EXERCISE GOAL:
Out of the lines in this data, how many include "Excel"? Give the number and nothing else.

··········

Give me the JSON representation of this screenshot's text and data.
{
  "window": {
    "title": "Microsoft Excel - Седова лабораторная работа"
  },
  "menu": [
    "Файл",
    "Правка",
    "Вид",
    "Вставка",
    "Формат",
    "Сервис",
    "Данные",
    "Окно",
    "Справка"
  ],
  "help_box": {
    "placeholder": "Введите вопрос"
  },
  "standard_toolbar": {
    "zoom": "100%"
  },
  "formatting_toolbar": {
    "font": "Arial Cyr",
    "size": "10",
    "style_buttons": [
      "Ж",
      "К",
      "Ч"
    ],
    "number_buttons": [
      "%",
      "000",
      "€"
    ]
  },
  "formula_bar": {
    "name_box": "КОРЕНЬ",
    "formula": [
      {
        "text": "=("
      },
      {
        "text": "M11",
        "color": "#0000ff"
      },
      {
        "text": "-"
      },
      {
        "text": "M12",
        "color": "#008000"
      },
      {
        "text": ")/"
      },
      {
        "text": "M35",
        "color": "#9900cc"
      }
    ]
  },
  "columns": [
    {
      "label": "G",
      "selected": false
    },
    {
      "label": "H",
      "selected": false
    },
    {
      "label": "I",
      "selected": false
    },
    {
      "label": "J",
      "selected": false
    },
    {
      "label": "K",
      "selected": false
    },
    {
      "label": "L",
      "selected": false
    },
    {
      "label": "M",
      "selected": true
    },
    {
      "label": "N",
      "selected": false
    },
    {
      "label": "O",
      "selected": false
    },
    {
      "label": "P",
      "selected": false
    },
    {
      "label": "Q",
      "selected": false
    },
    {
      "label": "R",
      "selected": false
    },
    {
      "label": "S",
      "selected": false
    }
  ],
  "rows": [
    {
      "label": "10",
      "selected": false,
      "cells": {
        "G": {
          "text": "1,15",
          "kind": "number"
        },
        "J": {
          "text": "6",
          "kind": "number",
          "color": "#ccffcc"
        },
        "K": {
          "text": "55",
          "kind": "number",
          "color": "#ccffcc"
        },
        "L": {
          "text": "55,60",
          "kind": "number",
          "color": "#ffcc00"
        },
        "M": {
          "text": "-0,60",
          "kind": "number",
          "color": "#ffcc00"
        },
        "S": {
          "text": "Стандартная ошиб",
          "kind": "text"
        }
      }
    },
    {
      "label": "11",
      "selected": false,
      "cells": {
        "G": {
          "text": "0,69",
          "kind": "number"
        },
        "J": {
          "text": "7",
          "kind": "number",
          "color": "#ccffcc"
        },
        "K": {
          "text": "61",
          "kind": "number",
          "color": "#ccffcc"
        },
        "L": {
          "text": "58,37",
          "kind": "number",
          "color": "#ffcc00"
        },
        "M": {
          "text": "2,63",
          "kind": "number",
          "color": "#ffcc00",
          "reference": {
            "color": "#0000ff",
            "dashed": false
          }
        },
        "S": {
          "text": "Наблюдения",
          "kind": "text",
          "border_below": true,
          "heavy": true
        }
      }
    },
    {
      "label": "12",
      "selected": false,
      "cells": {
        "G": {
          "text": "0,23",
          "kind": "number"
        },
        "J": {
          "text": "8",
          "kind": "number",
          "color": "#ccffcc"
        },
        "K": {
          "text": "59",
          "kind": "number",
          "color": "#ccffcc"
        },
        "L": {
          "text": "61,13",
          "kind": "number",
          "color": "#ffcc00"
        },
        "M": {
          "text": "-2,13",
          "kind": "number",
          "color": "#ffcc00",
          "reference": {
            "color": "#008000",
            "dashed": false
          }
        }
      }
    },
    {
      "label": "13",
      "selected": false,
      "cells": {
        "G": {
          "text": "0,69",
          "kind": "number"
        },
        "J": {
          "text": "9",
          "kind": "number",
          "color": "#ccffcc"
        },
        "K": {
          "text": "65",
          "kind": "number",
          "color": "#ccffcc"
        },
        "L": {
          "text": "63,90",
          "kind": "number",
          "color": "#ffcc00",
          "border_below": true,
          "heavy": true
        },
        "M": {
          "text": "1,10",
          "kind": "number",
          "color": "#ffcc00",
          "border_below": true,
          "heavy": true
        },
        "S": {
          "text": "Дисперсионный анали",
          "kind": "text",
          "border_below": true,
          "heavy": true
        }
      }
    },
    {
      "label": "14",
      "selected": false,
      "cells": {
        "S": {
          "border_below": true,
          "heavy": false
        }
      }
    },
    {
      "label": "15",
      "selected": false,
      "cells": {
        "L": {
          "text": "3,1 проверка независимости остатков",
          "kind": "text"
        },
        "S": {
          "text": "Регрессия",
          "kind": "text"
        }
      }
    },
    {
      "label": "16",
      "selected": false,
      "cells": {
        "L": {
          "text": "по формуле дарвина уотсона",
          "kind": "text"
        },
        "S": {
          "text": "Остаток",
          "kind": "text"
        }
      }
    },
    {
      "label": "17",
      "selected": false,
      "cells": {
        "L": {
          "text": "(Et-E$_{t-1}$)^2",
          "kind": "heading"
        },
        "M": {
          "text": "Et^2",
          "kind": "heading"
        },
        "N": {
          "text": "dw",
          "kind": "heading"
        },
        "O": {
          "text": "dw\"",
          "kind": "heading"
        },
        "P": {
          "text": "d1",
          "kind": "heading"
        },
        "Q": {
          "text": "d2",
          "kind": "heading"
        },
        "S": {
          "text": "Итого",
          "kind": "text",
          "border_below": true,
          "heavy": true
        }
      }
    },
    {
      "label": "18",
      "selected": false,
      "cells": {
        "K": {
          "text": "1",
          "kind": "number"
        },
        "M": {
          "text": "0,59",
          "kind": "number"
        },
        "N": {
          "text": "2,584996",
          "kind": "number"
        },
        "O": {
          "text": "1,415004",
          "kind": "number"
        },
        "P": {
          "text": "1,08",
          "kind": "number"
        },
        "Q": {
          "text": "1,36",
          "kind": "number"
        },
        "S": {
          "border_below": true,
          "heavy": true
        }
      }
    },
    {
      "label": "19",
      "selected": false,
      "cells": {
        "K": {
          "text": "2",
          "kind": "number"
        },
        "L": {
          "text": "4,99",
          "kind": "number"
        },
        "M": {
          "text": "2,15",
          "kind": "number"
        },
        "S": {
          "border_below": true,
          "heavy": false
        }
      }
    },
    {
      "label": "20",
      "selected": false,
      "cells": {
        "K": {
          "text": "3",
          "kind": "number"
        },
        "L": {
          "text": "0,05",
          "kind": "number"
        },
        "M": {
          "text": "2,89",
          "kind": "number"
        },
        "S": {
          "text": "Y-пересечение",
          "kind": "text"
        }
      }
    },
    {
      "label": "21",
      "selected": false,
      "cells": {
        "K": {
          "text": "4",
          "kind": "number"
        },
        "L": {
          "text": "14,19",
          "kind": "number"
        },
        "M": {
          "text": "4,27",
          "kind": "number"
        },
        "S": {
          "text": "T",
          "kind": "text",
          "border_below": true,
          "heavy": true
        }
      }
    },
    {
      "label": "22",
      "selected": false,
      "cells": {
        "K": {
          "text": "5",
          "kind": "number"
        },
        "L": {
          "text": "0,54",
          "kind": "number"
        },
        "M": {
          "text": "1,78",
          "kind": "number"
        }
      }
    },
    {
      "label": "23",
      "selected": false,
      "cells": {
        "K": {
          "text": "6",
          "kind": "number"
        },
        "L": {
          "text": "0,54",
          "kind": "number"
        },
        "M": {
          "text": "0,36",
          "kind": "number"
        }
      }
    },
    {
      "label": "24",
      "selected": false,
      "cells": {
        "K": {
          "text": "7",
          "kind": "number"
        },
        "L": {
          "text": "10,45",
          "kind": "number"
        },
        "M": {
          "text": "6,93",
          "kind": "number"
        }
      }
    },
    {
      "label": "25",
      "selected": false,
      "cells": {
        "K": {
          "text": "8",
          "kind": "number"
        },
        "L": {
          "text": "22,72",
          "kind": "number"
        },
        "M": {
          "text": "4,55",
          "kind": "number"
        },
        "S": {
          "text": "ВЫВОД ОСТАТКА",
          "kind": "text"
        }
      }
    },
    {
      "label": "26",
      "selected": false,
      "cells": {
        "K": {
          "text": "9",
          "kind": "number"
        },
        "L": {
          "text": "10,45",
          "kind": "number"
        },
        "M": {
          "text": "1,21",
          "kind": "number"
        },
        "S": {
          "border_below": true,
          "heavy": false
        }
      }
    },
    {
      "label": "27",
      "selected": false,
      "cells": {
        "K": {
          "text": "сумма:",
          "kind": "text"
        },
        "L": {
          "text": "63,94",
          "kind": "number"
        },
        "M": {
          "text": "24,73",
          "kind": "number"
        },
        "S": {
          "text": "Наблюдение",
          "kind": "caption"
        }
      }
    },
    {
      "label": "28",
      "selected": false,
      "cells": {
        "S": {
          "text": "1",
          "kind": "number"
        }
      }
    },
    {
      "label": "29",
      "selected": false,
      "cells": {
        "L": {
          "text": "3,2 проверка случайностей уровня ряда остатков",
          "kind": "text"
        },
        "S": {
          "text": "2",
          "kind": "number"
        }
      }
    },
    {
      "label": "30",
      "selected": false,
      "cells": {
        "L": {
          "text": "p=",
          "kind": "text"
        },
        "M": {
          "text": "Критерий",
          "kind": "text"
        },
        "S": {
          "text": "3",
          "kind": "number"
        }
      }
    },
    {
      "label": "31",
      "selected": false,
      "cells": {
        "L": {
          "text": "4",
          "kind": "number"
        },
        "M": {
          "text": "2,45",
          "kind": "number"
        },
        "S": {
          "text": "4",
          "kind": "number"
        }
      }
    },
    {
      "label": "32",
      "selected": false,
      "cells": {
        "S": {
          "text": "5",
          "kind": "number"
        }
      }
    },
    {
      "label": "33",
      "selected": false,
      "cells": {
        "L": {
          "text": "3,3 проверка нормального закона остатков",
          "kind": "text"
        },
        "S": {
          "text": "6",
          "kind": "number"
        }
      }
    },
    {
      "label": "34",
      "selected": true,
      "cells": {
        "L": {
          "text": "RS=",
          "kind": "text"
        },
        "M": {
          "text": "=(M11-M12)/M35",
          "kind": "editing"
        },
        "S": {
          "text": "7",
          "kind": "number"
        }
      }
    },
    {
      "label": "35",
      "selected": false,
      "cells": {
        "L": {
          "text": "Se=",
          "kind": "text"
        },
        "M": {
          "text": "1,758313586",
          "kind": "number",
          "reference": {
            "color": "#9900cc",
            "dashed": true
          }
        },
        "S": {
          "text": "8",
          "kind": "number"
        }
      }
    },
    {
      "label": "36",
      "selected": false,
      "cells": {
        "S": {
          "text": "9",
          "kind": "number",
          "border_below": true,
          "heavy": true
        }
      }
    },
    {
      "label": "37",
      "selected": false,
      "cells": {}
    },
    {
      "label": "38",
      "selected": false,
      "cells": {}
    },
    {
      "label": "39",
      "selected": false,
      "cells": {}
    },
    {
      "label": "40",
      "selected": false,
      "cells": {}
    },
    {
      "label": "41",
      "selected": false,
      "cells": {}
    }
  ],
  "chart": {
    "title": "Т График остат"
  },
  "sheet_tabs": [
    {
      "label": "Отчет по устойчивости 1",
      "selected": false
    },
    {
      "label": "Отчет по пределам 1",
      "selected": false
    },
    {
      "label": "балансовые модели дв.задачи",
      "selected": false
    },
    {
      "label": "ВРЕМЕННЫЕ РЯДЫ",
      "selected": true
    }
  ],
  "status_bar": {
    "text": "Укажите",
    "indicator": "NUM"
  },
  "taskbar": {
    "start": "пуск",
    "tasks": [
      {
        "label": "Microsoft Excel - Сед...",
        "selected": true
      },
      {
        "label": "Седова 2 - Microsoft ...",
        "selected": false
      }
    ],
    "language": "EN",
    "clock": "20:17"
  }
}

··········

WRITTEN ANSWER:
2